→ EXERCISE DETAILS: Omit the pictures, then reproduce every remaining record exactly.

→ Data extracted from a collection:
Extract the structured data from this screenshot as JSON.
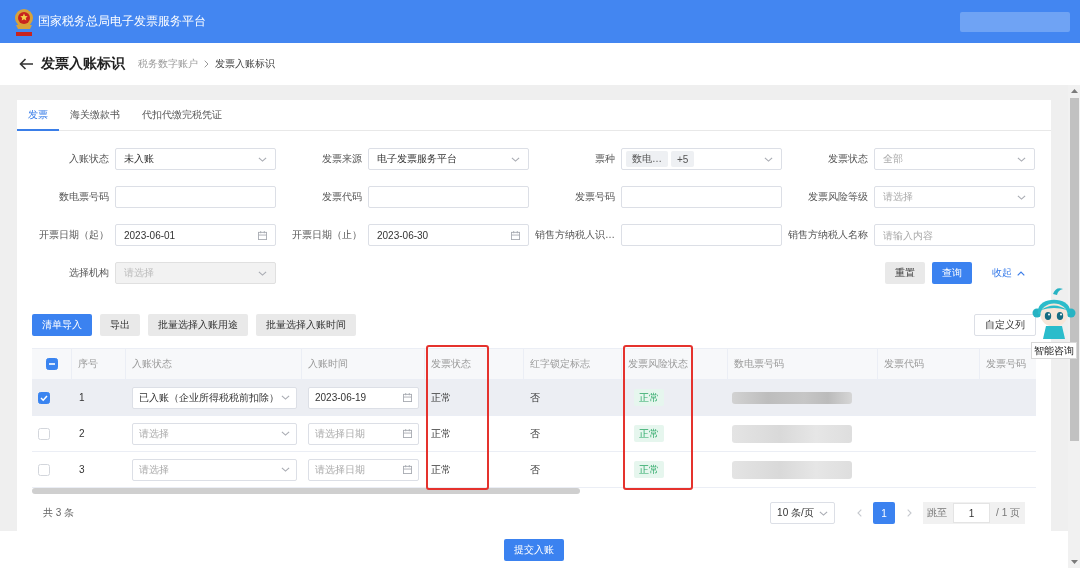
{
  "header": {
    "title": "国家税务总局电子发票服务平台",
    "user_redacted": true
  },
  "page": {
    "title": "发票入账标识",
    "breadcrumb": [
      {
        "label": "税务数字账户",
        "current": false
      },
      {
        "label": "发票入账标识",
        "current": true
      }
    ]
  },
  "tabs": [
    {
      "label": "发票",
      "selected": true
    },
    {
      "label": "海关缴款书",
      "selected": false
    },
    {
      "label": "代扣代缴完税凭证",
      "selected": false
    }
  ],
  "filters": [
    {
      "label": "入账状态",
      "kind": "select",
      "value": "未入账",
      "disabled": false
    },
    {
      "label": "发票来源",
      "kind": "select",
      "value": "电子发票服务平台",
      "disabled": false
    },
    {
      "label": "票种",
      "kind": "tags",
      "tags": [
        "数电…",
        "+5"
      ],
      "disabled": false
    },
    {
      "label": "发票状态",
      "kind": "select",
      "placeholder": "全部",
      "disabled": false
    },
    {
      "label": "数电票号码",
      "kind": "text",
      "disabled": false
    },
    {
      "label": "发票代码",
      "kind": "text",
      "disabled": false
    },
    {
      "label": "发票号码",
      "kind": "text",
      "disabled": false
    },
    {
      "label": "发票风险等级",
      "kind": "select",
      "placeholder": "请选择",
      "disabled": false
    },
    {
      "label": "开票日期（起）",
      "kind": "date",
      "value": "2023-06-01",
      "disabled": false
    },
    {
      "label": "开票日期（止）",
      "kind": "date",
      "value": "2023-06-30",
      "disabled": false
    },
    {
      "label": "销售方纳税人识…",
      "kind": "text",
      "disabled": false
    },
    {
      "label": "销售方纳税人名称",
      "kind": "text",
      "placeholder": "请输入内容",
      "disabled": false
    },
    {
      "label": "选择机构",
      "kind": "select",
      "placeholder": "请选择",
      "disabled": true
    }
  ],
  "filter_actions": [
    {
      "label": "重置",
      "kind": "default"
    },
    {
      "label": "查询",
      "kind": "primary"
    },
    {
      "label": "收起",
      "kind": "link"
    }
  ],
  "toolbar": {
    "buttons": [
      {
        "label": "清单导入",
        "kind": "primary"
      },
      {
        "label": "导出",
        "kind": "default"
      },
      {
        "label": "批量选择入账用途",
        "kind": "default"
      },
      {
        "label": "批量选择入账时间",
        "kind": "default"
      }
    ],
    "right_buttons": [
      {
        "label": "自定义列",
        "kind": "plain"
      }
    ]
  },
  "table": {
    "all_selected": false,
    "partly_selected": true,
    "columns": [
      {
        "label": "序号",
        "kind": "index",
        "highlighted": false
      },
      {
        "label": "入账状态",
        "kind": "select",
        "highlighted": false
      },
      {
        "label": "入账时间",
        "kind": "date",
        "highlighted": false
      },
      {
        "label": "发票状态",
        "kind": "text",
        "highlighted": true
      },
      {
        "label": "红字锁定标志",
        "kind": "text",
        "highlighted": false
      },
      {
        "label": "发票风险状态",
        "kind": "tag",
        "highlighted": true
      },
      {
        "label": "数电票号码",
        "kind": "redacted",
        "highlighted": false
      },
      {
        "label": "发票代码",
        "kind": "text",
        "highlighted": false
      },
      {
        "label": "发票号码",
        "kind": "text",
        "highlighted": false
      }
    ],
    "rows": [
      {
        "selected": true,
        "cells": [
          {
            "text": "1"
          },
          {
            "value": "已入账（企业所得税税前扣除）"
          },
          {
            "value": "2023-06-19"
          },
          {
            "text": "正常"
          },
          {
            "text": "否"
          },
          {
            "text": "正常"
          },
          {
            "redacted": true
          }
        ]
      },
      {
        "selected": false,
        "cells": [
          {
            "text": "2"
          },
          {
            "placeholder": "请选择"
          },
          {
            "placeholder": "请选择日期"
          },
          {
            "text": "正常"
          },
          {
            "text": "否"
          },
          {
            "text": "正常"
          },
          {
            "redacted": true
          }
        ]
      },
      {
        "selected": false,
        "cells": [
          {
            "text": "3"
          },
          {
            "placeholder": "请选择"
          },
          {
            "placeholder": "请选择日期"
          },
          {
            "text": "正常"
          },
          {
            "text": "否"
          },
          {
            "text": "正常"
          },
          {
            "redacted": true
          }
        ]
      }
    ]
  },
  "pagination": {
    "total": "共 3 条",
    "page_size": "10 条/页",
    "prev_disabled": true,
    "pages": [
      {
        "label": "1",
        "selected": true
      }
    ],
    "next_disabled": true,
    "jump_label": "跳至",
    "jump_value": "1",
    "page_count": "/ 1 页"
  },
  "assistant": {
    "label": "智能咨询"
  },
  "footer": {
    "submit": "提交入账"
  }
}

→ COMPLETED EXERCISE:
Extract the structured data from this screenshot as JSON.
{
  "header": {
    "title": "国家税务总局电子发票服务平台",
    "user_redacted": true
  },
  "page": {
    "title": "发票入账标识",
    "breadcrumb": [
      {
        "label": "税务数字账户",
        "current": false
      },
      {
        "label": "发票入账标识",
        "current": true
      }
    ]
  },
  "tabs": [
    {
      "label": "发票",
      "selected": true
    },
    {
      "label": "海关缴款书",
      "selected": false
    },
    {
      "label": "代扣代缴完税凭证",
      "selected": false
    }
  ],
  "filters": [
    {
      "label": "入账状态",
      "kind": "select",
      "value": "未入账",
      "disabled": false
    },
    {
      "label": "发票来源",
      "kind": "select",
      "value": "电子发票服务平台",
      "disabled": false
    },
    {
      "label": "票种",
      "kind": "tags",
      "tags": [
        "数电…",
        "+5"
      ],
      "disabled": false
    },
    {
      "label": "发票状态",
      "kind": "select",
      "placeholder": "全部",
      "disabled": false
    },
    {
      "label": "数电票号码",
      "kind": "text",
      "disabled": false
    },
    {
      "label": "发票代码",
      "kind": "text",
      "disabled": false
    },
    {
      "label": "发票号码",
      "kind": "text",
      "disabled": false
    },
    {
      "label": "发票风险等级",
      "kind": "select",
      "placeholder": "请选择",
      "disabled": false
    },
    {
      "label": "开票日期（起）",
      "kind": "date",
      "value": "2023-06-01",
      "disabled": false
    },
    {
      "label": "开票日期（止）",
      "kind": "date",
      "value": "2023-06-30",
      "disabled": false
    },
    {
      "label": "销售方纳税人识…",
      "kind": "text",
      "disabled": false
    },
    {
      "label": "销售方纳税人名称",
      "kind": "text",
      "placeholder": "请输入内容",
      "disabled": false
    },
    {
      "label": "选择机构",
      "kind": "select",
      "placeholder": "请选择",
      "disabled": true
    }
  ],
  "filter_actions": [
    {
      "label": "重置",
      "kind": "default"
    },
    {
      "label": "查询",
      "kind": "primary"
    },
    {
      "label": "收起",
      "kind": "link"
    }
  ],
  "toolbar": {
    "buttons": [
      {
        "label": "清单导入",
        "kind": "primary"
      },
      {
        "label": "导出",
        "kind": "default"
      },
      {
        "label": "批量选择入账用途",
        "kind": "default"
      },
      {
        "label": "批量选择入账时间",
        "kind": "default"
      }
    ],
    "right_buttons": [
      {
        "label": "自定义列",
        "kind": "plain"
      }
    ]
  },
  "table": {
    "all_selected": false,
    "partly_selected": true,
    "columns": [
      {
        "label": "序号",
        "kind": "index",
        "highlighted": false
      },
      {
        "label": "入账状态",
        "kind": "select",
        "highlighted": false
      },
      {
        "label": "入账时间",
        "kind": "date",
        "highlighted": false
      },
      {
        "label": "发票状态",
        "kind": "text",
        "highlighted": true
      },
      {
        "label": "红字锁定标志",
        "kind": "text",
        "highlighted": false
      },
      {
        "label": "发票风险状态",
        "kind": "tag",
        "highlighted": true
      },
      {
        "label": "数电票号码",
        "kind": "redacted",
        "highlighted": false
      },
      {
        "label": "发票代码",
        "kind": "text",
        "highlighted": false
      },
      {
        "label": "发票号码",
        "kind": "text",
        "highlighted": false
      }
    ],
    "rows": [
      {
        "selected": true,
        "cells": [
          {
            "text": "1"
          },
          {
            "value": "已入账（企业所得税税前扣除）"
          },
          {
            "value": "2023-06-19"
          },
          {
            "text": "正常"
          },
          {
            "text": "否"
          },
          {
            "text": "正常"
          },
          {
            "redacted": true
          }
        ]
      },
      {
        "selected": false,
        "cells": [
          {
            "text": "2"
          },
          {
            "placeholder": "请选择"
          },
          {
            "placeholder": "请选择日期"
          },
          {
            "text": "正常"
          },
          {
            "text": "否"
          },
          {
            "text": "正常"
          },
          {
            "redacted": true
          }
        ]
      },
      {
        "selected": false,
        "cells": [
          {
            "text": "3"
          },
          {
            "placeholder": "请选择"
          },
          {
            "placeholder": "请选择日期"
          },
          {
            "text": "正常"
          },
          {
            "text": "否"
          },
          {
            "text": "正常"
          },
          {
            "redacted": true
          }
        ]
      }
    ]
  },
  "pagination": {
    "total": "共 3 条",
    "page_size": "10 条/页",
    "prev_disabled": true,
    "pages": [
      {
        "label": "1",
        "selected": true
      }
    ],
    "next_disabled": true,
    "jump_label": "跳至",
    "jump_value": "1",
    "page_count": "/ 1 页"
  },
  "assistant": {
    "label": "智能咨询"
  },
  "footer": {
    "submit": "提交入账"
  }
}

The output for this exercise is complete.